• Task to carry out: Omit the pictures from the entries below and retype everything else exactly.

• Data records:
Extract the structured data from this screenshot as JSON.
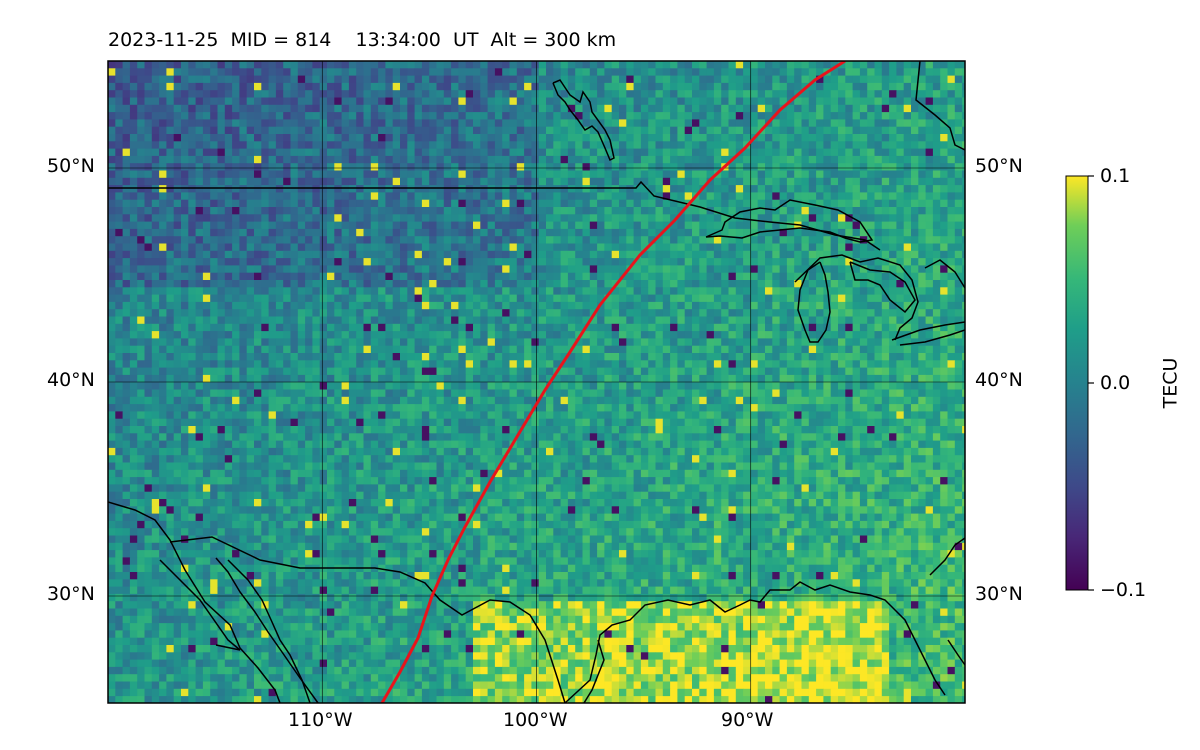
{
  "title": "2023-11-25  MID = 814    13:34:00  UT  Alt = 300 km",
  "map": {
    "lat_range": [
      25,
      55
    ],
    "lon_range": [
      -120,
      -80
    ],
    "lat_ticks": [
      {
        "value": 30,
        "label": "30°N"
      },
      {
        "value": 40,
        "label": "40°N"
      },
      {
        "value": 50,
        "label": "50°N"
      }
    ],
    "lon_ticks": [
      {
        "value": -110,
        "label": "110°W"
      },
      {
        "value": -100,
        "label": "100°W"
      },
      {
        "value": -90,
        "label": "90°W"
      }
    ],
    "grid": true,
    "projection": "equirectangular",
    "track_color": "#e8141c",
    "coast_color": "#000000"
  },
  "colorbar": {
    "label": "TECU",
    "min": -0.1,
    "max": 0.1,
    "ticks": [
      "0.1",
      "0.0",
      "−0.1"
    ],
    "colormap": "viridis"
  }
}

• Reply:
Extract the structured data from this screenshot as JSON.
{
  "title": "2023-11-25  MID = 814    13:34:00  UT  Alt = 300 km",
  "map": {
    "lat_range": [
      25,
      55
    ],
    "lon_range": [
      -120,
      -80
    ],
    "lat_ticks": [
      {
        "value": 30,
        "label": "30°N"
      },
      {
        "value": 40,
        "label": "40°N"
      },
      {
        "value": 50,
        "label": "50°N"
      }
    ],
    "lon_ticks": [
      {
        "value": -110,
        "label": "110°W"
      },
      {
        "value": -100,
        "label": "100°W"
      },
      {
        "value": -90,
        "label": "90°W"
      }
    ],
    "grid": true,
    "projection": "equirectangular",
    "track_color": "#e8141c",
    "coast_color": "#000000"
  },
  "colorbar": {
    "label": "TECU",
    "min": -0.1,
    "max": 0.1,
    "ticks": [
      "0.1",
      "0.0",
      "−0.1"
    ],
    "colormap": "viridis"
  }
}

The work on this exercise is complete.